◆ Metin Bölümü ◆
-.-.-

Geliştirilmiş kerpiç yapım teknolojisi olarak kullanılan ve adına “ALKER” denen yeni kerpiç yapım teknolojisi, eskimiş veya kullanım fonksiyonları kısıtlanmış olan kerpiç yapılara, “teknoloji giydirmek” gibi bir misyonu üstlenmiştir. Kelime olarak alker, alçı (al) ile kerpiç (ker) karışımının kısaltılmışıdır. Alker, 100 kg geleneksel samansız kerpiç hamuruna %2 oranında kireç, %10 oranında alçı ve %20 oranında su ve az oranda da çimento ilave edilerek oluşturulan hamurun adıdır. Bu karışımda kerpiç hamuruna eklenen kireç, hamurun priz süresini (kurumasını) arttırararak, kerpiç bloklar üzerinde daha uzun süre çalışabilmeye olanak sağlar. Bu durum, özellikle bloklara değişik formlar verilmesi gerekli durumlarda çok yararlıdır. Alker teknolojisinde kullanılan ve hamura eklenen çimento ise, malzemenin mukavemetini büyük oranda arttırmaya yaramaktadır.
Alker ile geleneksel kerpiç teknolojisi kullanarak üretilen kerpiç arasında büyük farklar vardır. Alkerin kullanılmasıyla malzemenin mekanik dayanıklılığı artar, ısı iletkenliği, rötre denilen çatlamalar, yüzey pürüzlülüğü ve üretim süresi ise azalır. Bu durum da, geleneksel kerpiç teknolojisiyle inşa edilmiş yapılara oranla, hem daha sağlam, mukavemetli, dış ve doğal etkenlerden daha az etkilenen, daha ekonomik, daha estetik bir yapı oluşumunu sağlar. Kerpiç yapı kullanımında gerek işçilikten, gerekse üretim sürecinden dolayı büyük ekonomiklik sağlayan alker, ısı iletkenliğinin daha az olmasından dolayı da, yakıt tasarrufu sağlayarak doğaya daha az yakıt atığının bırakılmasına imkan sağlar. Ayrıca çimento, tuğla gibi üretilmesinde büyük enerjiler harcanan ve doğaya da zararlı atıklar bırakılmasına sebebiyet veren yapı malzemelerine karşı da, daha çevreci sayılmaktadır. Bugün dünyada enerji sıkıntısı çekilmekteyken, böylesi bir enerji tasarrufu sağlayan alkerli kerpiçin daha fazla kullanılması oldukça iyi olur. Bizim ülkemizdeki enerji sıkıntısı had safhadayken, çevremizi iyileştirirken, güzelleştirirken ve geliştirirken hem daha ekonomik, hem de enerji bakımından hiçbir külfet getirmeyen bu teknolojiyi kullanmak daha mantıklı olsa gerek.

-.-.-

◆ Veri Kümesi Alıntıları ◆
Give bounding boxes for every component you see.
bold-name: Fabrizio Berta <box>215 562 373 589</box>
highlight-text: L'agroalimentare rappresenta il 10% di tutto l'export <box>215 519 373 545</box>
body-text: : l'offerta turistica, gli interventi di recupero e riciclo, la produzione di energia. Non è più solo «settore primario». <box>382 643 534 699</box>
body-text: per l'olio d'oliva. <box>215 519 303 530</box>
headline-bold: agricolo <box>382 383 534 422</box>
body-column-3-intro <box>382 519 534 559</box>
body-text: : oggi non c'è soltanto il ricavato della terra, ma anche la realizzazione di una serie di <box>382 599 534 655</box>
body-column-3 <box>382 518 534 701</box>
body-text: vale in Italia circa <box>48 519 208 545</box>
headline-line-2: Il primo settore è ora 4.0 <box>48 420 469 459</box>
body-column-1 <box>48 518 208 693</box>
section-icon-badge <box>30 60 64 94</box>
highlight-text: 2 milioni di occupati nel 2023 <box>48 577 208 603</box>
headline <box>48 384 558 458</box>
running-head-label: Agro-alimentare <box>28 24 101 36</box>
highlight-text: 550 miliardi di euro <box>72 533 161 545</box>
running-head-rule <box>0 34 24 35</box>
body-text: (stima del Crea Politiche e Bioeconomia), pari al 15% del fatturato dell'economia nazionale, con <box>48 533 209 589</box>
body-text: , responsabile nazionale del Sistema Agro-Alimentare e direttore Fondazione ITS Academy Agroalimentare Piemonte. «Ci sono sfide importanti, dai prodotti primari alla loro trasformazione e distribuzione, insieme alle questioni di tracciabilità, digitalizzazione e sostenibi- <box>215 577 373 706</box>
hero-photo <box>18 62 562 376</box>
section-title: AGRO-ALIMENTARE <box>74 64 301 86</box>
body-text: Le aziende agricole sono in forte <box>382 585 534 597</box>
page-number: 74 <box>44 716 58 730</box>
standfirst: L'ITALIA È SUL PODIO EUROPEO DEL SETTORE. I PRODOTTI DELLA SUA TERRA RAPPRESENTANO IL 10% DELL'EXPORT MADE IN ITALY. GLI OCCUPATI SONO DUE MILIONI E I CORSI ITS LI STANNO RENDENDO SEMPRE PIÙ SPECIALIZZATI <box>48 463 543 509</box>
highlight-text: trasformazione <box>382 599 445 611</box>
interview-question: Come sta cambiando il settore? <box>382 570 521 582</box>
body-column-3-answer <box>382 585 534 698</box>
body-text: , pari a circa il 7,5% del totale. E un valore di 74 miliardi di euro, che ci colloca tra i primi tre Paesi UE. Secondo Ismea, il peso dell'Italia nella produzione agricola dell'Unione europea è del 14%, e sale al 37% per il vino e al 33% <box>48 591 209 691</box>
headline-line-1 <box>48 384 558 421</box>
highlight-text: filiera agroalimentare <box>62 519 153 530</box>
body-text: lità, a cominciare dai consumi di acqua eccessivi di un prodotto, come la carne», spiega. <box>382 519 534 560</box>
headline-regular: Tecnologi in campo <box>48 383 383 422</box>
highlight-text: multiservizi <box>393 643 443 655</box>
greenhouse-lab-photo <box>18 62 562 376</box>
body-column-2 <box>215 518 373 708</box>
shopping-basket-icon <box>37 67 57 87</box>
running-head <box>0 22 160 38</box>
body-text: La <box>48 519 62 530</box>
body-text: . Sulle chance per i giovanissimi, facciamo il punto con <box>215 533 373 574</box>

-.-.-

◆ Yapılacaklar ◆
#1 Alker teknolojisi üzerine olan metne göre aşağıdaki soruları yanıtlayın.
(a) "Alker" kelimesi hangi iki malzemenin adından kısaltılmıştır?
(b) Kerpiç hamuruna eklenen kireç hamurda neyi değiştirir ve bu, çalışma açısından ne sağlar?
(c) Alkerin ısı iletkenliğinin daha az olması doğaya karşı hangi yararı sağlar?
#2 Alker teknolojisini anlatan metni kaldığı yerden sürdürün.

◆ Görevlere Göre Yanıtlar ◆
#1
(a) Alçı (al) ile kerpiç (ker) adlarından kısaltılmıştır.
(b) Kireç hamurun priz süresini, yani kuruma süresini artırır. Bu sayede kerpiç bloklar üzerinde daha uzun süre çalışılabilir.
(c) Yakıt tasarrufu sağlar ve doğaya daha az yakıt atığı bırakılmasına imkân verir.

#2
Bugün Lefkoşa surlar içerisindeki binaların çok büyük bir kısmı, kerpiç yapı malzemesinden inşa edilmiştir. Binaların bir kısmının fiziksel yapısında ve dış görünüşlerinde herhangi bir bozulma veya aşınma görülmemekle birlikte, azımsanmayacak bir oranı teşkil eden kısmı ise, çevreye pek hoş olmayan görüntüler arz etmektedir. Eski bir teknoloji olan geleneksel kerpiç yapı teknolojisi ile inşa edilen binalarda, kerpiç duvarlar dış etkenler (çarpma, aşınma v.s.) ve doğal etkenlerden (yağmur, kar, rüzgar v.s.) korumak amacıyla, alçı sıva ile sıvanıyordu. Ancak alçı sıvaların da, her sıva türü ekonomik ömürleri vardır. Ekonomik ömürlerini dolduran alçı sıvalarda dış ve doğal etkenlerin de yardımıyla dökülmeler (kısmi veya bölgesel) başlayınca, ortaya çok kötü görüntüler çıkmıştır. Bu binaların da genel çevrenin görüntüsüne etkisi çok fazla olduğuna göre, bu binaların mimari olarak iyi veya kötü görünmesi, Lefkoşa surlar içinin çevresel görüntüsünün de iyi veya kötü olması demektir.
Lefkoşa surlar içinin fiziksel, çevresel ve estetik yapısını bu denli etkileyen ve artık gelişen, değişen toplumumuzun beklentilerini karşılamaktan uzak, geri kalmış bir mimari teknolojinin ürünü olan geleneksel kerpiç yapılar, ayni malzeme ve teknolojinin günümüze uyarlanmış şekli olan, çevreye duyarlı, enerji tasarrufu açısından son derece ekonomik, tamamen doğal ve doğaya hiçbir zararlı atık bırakmaksızın son derece uzun ömürlü ve üretim süreci açısından da, diğer yapı üretim teknolojilerine kıyasla daha az işçilik ve zaman gerektiren alker ile yenilenmesinin, hem Lefkoşa’nın gelişen bir başka yüzüne ışık tutmak, hem de çevre kirliliği oluşturan yapıların ekonomik ömürlerini uzatmak açısından son derece medeni bir davranış olacaktır. İnsanların içinde yaşadıkları çevreyi, içinde bulundukları sosyo-ekonomik durumun, kültürel mirasın, eğitim durumunun bir göstergesi olarak kabul edersek, burada yapılması savunulan işlemlerin ne anlama geldiğini daha kolay anlayabilir ve anlatabiliriz.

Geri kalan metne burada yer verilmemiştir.